==== Page

L’histoire du minotaure


Thésée se porte volontaire pour affronter la terrible créature qui vit au fond du labyrinthe : LE MINOTAURE. Mais qui est vraiment le monstre ? Ce monstre à anéantir, ne sommeille-t-il pas en chacun d’entre nous ?
Cette invitation à entrer dans le labyrinthe, je la dois à Christophe Thébault, metteur en scène du Krizo Théâtre à Orléans.
Christophe Thébault

Christophe Thébault se forme aux arts du spectacle dès 1987. Il fonde le KRIZO THEATRE en 2003 et monte une douzaine de spectacles (Tchekhov, Homère, Marivaux, Goldoni, Cocteau, Vernes, Gaudé, Molière, Vekemans, Hugo…). Il reçoit plusieurs prix pour ses spectacles (Miami, New York, Iran…).
Un projet monstrueux

Accepter de se lancer dans ce projet « monstrueux » ? S’attaquer au minotaure, pari audacieux… A tâtons j’ai avancé dans un dédale de mots à la rencontre de mon minotaure.
La norme et la déviance, les interdits et les transgressions, les exploits et les crimes caractéristiques des mythes antiques sont à la fois universels et intemporels. Reflets de nos craintes libérées de la censure, ils sont les prismes à travers lesquels nous aspirons à transcender nos existences malgré les pulsions bestiales que nous essayons désespérément de refouler.
Comme une évidence, le titre s’est imposé à moi «La saillie de l’innocence ». Le minotaure, ce monstre né d’une union contre-nature fomentée par les dieux est enfermé dans le labyrinthe, microcosme d’un monde corrompu. Malgré sa bestialité, c’est la victime dont le sacrifice est aberrant car il ne changera pas la nature humaine.
Cette version mytho-poétique n’a pour ambition ni de rivaliser avec les oeuvres existantes, ni de chercher un coupable mais plutôt de se demander si l’innocence, liée à la pureté spirituelle, n’est pas le plus grand mythe qui soit. En effet, qui est le bourreau ? Qui est la victime ? Qui est le monstre ?
C’est la dualité entre l’homme et la bête en nous, la bête que nous cherchons à anéantir. Néanmoins, sommes-nous prêts à renoncer au délicieux effroi qui nous tient en haleine à la simple évocation du minotaure ? Mon souhait est de partager avec vous les frissons de cette aventure artistique à la simple lecture de ce texte et plus encore à venir voir sur scène Pasiphaé, Minos, Thésée, Ariane et Astérion incarnés par les comédiens dans la mise en scène de Christophe Thébault déjà salué pour ses précédents spectacles. Izanne
Extraits


« La nuit je dors mal, j’entends des choses. La violence des souvenirs, leurs odeurs, les râles, les gémissements, les soupirs dans la terreur. C’est le lot de mon existence. Depuis toujours, depuis le début. C’est mon ombre qui vous engloutit, là, à vos pieds, jusqu’à vos lèvres qui supplient : Pitié, pitié ! Je me souviens maintenant, je me souviens de tout. De la saillie de l’innocence, il fut conçu. Il est le fruit de l’indécence. Le taureau blanc a fécondé de sa semence la reine Pasiphaé, qui l’a engendré dans la pure démence ».

========
==== Données affichées

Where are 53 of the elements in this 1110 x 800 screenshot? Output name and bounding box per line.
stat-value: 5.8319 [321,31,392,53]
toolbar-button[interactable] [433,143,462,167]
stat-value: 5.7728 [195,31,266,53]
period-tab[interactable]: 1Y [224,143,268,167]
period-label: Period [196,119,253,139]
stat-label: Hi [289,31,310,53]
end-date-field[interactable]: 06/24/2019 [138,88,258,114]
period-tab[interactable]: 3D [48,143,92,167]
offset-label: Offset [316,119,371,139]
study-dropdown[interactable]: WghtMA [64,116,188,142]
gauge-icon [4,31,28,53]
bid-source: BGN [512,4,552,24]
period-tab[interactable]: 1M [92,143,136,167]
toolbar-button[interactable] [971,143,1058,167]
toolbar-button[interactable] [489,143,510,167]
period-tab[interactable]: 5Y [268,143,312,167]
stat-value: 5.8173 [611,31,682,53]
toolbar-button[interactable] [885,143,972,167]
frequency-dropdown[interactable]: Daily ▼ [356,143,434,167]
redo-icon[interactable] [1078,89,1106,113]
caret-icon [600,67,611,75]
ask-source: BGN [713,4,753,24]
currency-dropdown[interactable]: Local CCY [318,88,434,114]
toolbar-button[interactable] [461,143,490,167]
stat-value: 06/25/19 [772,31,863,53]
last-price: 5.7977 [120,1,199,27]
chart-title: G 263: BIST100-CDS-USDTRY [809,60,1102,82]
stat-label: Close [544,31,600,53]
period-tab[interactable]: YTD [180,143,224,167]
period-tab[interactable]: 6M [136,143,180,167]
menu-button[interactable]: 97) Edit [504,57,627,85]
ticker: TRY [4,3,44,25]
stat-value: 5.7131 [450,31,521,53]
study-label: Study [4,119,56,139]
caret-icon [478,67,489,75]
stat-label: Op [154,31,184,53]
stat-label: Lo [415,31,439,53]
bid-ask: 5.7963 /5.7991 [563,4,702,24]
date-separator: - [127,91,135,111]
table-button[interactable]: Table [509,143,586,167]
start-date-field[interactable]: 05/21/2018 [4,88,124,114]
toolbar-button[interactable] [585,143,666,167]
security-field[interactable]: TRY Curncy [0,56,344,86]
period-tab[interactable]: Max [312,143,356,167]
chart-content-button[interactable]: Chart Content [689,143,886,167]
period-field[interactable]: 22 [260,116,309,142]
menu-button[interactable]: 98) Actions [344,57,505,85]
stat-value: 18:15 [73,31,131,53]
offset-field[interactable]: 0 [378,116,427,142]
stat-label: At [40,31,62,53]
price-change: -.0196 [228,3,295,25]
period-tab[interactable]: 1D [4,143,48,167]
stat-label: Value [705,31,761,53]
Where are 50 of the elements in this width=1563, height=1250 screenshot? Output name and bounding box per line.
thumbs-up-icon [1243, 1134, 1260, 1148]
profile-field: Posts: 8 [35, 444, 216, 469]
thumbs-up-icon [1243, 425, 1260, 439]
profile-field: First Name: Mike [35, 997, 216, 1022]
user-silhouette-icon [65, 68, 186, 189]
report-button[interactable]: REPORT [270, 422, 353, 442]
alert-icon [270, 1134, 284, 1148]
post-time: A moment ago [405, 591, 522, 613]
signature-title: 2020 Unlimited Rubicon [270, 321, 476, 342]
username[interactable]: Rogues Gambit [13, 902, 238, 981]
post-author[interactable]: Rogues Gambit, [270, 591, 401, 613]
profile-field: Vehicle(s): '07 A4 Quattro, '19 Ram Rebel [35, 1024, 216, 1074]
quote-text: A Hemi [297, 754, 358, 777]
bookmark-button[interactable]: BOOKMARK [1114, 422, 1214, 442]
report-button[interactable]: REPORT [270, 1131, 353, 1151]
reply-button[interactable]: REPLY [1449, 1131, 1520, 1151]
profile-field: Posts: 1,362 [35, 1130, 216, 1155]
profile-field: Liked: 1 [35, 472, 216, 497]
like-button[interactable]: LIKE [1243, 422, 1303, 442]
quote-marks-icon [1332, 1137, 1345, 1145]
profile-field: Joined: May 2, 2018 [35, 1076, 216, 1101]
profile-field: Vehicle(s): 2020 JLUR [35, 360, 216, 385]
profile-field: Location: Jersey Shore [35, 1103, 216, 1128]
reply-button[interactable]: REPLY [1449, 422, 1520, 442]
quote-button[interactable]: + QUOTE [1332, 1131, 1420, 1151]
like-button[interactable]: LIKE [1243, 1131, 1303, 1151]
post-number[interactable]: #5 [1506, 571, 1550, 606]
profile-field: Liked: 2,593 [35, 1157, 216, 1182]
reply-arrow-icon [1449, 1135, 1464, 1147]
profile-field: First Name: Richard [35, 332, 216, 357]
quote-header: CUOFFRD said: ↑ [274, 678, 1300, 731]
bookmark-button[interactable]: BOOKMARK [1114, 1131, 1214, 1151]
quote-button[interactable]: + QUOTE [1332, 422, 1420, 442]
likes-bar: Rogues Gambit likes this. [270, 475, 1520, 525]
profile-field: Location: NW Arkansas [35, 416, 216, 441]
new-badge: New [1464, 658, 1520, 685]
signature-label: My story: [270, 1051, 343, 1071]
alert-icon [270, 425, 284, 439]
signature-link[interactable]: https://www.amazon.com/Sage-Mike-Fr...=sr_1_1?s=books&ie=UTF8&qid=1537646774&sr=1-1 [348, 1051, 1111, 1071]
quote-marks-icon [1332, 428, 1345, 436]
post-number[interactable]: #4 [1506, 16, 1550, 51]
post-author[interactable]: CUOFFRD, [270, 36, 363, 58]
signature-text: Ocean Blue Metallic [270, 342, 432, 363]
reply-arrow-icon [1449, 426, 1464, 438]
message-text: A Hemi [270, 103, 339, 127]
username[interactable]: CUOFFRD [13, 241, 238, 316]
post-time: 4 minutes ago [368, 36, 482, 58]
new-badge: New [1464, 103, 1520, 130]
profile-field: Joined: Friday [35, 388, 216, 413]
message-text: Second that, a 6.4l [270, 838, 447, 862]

========
==== Données affichées

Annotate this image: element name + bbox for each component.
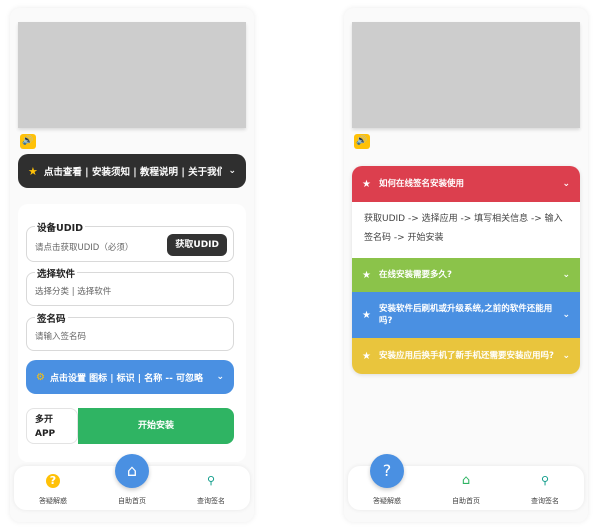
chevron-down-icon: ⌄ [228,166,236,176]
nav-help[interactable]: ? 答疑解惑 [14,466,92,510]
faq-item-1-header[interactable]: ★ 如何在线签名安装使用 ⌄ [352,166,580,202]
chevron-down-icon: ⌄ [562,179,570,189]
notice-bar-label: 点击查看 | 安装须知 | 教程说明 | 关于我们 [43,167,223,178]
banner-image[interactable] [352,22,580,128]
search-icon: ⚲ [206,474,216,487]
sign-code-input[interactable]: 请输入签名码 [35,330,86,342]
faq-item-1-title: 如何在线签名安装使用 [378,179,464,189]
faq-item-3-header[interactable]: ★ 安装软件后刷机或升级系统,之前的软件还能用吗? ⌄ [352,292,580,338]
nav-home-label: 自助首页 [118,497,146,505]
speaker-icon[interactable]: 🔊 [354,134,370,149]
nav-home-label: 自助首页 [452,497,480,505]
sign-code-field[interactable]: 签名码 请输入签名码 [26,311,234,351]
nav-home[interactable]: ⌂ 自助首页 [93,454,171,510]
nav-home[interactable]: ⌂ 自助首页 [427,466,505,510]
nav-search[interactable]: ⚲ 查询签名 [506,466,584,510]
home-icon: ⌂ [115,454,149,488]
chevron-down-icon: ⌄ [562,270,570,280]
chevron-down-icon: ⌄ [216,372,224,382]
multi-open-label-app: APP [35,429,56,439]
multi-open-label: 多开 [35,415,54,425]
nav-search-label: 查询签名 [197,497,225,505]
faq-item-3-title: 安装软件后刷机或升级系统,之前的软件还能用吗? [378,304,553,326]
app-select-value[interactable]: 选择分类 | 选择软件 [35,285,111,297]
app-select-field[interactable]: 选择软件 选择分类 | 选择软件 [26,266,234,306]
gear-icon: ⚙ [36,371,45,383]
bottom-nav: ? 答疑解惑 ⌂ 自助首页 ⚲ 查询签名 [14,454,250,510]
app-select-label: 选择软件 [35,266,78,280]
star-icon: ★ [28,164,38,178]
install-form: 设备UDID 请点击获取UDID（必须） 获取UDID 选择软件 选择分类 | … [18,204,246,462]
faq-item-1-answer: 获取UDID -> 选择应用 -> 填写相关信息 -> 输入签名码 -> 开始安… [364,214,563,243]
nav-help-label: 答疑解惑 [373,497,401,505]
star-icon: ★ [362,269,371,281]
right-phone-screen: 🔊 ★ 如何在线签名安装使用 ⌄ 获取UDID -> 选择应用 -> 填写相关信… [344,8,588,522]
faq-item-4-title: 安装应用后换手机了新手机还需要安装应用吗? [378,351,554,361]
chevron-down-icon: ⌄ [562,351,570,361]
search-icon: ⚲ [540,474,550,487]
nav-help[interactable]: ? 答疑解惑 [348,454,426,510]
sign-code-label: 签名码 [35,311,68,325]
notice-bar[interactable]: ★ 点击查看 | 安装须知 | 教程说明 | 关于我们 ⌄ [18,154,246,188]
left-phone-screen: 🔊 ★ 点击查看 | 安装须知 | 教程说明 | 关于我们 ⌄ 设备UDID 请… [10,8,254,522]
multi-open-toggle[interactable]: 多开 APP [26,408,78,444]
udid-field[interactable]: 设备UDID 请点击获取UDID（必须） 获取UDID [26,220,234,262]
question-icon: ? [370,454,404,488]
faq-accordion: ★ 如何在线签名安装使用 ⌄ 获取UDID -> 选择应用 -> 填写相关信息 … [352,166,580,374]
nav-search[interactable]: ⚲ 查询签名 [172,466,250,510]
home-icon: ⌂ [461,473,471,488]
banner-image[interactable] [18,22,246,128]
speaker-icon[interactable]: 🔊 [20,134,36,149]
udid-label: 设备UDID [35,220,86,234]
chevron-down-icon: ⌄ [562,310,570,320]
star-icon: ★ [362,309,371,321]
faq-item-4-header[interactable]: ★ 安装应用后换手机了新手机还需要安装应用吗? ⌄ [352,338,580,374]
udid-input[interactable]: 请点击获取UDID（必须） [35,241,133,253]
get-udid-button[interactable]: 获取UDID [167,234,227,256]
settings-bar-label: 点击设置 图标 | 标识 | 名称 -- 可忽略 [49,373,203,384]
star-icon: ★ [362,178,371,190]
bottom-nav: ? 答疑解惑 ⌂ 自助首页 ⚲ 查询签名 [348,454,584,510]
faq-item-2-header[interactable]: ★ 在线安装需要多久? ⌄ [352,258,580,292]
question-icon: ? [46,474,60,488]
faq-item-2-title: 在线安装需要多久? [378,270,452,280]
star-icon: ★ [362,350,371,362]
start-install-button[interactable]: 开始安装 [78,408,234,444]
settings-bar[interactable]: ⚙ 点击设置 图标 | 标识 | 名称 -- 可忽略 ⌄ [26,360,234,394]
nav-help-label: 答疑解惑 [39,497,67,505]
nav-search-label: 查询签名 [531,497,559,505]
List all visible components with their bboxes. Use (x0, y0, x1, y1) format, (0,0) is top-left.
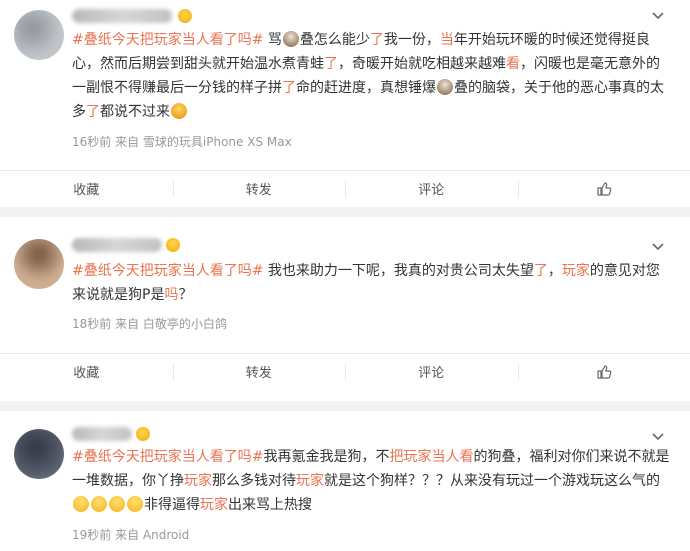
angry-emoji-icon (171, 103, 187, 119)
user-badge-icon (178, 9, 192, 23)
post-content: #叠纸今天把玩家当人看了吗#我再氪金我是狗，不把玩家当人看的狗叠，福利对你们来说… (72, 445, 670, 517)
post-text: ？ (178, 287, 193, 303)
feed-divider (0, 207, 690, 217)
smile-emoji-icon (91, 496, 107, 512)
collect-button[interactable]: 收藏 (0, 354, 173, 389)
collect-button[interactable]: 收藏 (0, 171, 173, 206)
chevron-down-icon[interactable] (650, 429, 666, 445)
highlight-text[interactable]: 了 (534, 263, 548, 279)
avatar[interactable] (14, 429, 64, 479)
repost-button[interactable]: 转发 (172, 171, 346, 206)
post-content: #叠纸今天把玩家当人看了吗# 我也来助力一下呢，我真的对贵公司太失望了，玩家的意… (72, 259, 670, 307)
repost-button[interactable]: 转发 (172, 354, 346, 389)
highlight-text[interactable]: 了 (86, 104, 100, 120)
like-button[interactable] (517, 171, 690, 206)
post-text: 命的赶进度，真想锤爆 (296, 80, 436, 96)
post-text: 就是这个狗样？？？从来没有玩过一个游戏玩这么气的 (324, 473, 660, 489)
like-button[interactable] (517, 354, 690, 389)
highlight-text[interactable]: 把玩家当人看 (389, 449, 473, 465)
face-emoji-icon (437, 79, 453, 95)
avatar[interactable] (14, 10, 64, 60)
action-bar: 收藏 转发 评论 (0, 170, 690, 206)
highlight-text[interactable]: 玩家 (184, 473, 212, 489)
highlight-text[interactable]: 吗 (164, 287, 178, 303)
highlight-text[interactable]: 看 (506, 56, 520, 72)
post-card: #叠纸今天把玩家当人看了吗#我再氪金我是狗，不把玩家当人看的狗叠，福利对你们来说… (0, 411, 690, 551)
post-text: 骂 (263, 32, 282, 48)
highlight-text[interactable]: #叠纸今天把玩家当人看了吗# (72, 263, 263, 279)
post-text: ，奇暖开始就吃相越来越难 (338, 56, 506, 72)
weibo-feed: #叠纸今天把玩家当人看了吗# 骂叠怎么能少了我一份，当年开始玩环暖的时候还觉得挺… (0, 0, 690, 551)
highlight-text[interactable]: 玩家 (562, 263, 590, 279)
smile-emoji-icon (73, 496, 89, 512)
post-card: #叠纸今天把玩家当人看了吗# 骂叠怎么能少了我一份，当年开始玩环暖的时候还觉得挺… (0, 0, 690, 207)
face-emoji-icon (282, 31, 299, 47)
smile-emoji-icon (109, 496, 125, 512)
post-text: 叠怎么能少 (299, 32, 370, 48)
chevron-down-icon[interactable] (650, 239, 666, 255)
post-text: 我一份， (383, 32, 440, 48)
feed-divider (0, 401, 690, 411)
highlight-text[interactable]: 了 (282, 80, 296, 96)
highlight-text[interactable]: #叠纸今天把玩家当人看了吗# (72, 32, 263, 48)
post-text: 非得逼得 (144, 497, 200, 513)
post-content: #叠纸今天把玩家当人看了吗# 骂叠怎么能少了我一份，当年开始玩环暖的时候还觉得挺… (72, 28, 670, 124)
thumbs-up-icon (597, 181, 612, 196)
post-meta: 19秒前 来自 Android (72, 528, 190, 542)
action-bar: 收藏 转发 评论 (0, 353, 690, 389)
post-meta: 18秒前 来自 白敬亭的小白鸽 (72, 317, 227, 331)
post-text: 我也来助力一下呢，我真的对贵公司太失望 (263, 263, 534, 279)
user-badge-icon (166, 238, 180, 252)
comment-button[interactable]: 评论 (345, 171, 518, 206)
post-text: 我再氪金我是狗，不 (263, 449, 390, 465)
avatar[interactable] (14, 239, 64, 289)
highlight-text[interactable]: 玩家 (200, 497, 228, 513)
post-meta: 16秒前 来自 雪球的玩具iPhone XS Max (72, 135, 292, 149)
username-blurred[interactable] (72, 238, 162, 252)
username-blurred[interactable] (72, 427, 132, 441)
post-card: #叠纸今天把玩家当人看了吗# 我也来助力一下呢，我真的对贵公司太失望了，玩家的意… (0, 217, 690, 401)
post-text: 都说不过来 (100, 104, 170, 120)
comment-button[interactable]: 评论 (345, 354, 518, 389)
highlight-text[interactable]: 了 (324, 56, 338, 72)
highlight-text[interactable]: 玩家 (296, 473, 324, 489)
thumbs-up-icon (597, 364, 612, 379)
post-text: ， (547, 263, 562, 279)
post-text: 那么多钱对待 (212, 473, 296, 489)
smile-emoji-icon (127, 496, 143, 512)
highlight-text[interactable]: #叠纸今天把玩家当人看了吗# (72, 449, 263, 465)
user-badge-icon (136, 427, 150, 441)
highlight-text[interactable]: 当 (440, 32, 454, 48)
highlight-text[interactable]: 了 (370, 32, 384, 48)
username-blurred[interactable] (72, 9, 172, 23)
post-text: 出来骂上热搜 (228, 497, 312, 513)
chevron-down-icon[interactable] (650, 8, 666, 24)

========

→ Tâche demandée: Pouvez-vous poursuivre le texte sur le Minotaure après sa dernière phrase ? Les enregistrements n'ont aucun rôle à jouer ici.

→ Réponse de l'exercice:
« Mon utérus, labyrinthe de création de ce fœtus, cette tendre abomination, va le couver jusqu’à sa fatale naissance. Et toi bien lové, tu puises en moi ta puissance. (…) Mon taurillon dans mon ventre tu as grossi. A peine né, tu as mugi, encore aveugle comme je l’étais et maintenant c’est moi qui beugle ! »


« Trop longtemps dans l’obscurité de vos mémoires, enfin je ris. Oui je ris d’un rire enfantin. Tu m’as vaincu, ou tu l’as cru. Oui, tu croyais y mettre un terme. Les larmes, la sueur, le sang, le sperme. Tout ça disloqué, disséminé, disparu. Plus de traces. Les Dieux, les hommes et les bêtes, allez, tous accouplés, ah ah ah ! Mais l’immortel Minotaure, larvé dans vos inhibitions, prendra toujours son essor à chacune de vos pulsions ! »


« En ta présence, moi fille de Minos j’en oublie toute allégeance. Depuis que mon cœur est épris, leur joug est vain car seul mon corps à toi promis est souverain. A chaque coup que tu assènes je sens le feu et entre l’amour et la haine, j’en fais l’aveu, c’est sous l’empire de la passion que j’ai agi mais à la raison insoumise, tous ces fantasmes me transportent déjà conquise jusqu’à l’orgasme ».


« Voilà donc cet amas de chair, sans plus de vie que les victimes dans ses viscères. Le calme dans le labyrinthe est revenu autour de la bête défunte enfin vaincue. Le soleil est à son nadir et maintenant, je ne vois dans mon avenir qu’un châtiment. Le souverain blasphémateur maudit ses gênes où règne toute la noirceur de l’âme humaine. Voilà le grand seigneur en butte à la folie. Dans son palais, son ennemie. Voilà ce qu’il est, tumeur de l’âme ! Et dans l’abîme sulfureux, c’est le tumulte, son propre reflet dans les yeux comme une insulte. »

Qui est le monstre ?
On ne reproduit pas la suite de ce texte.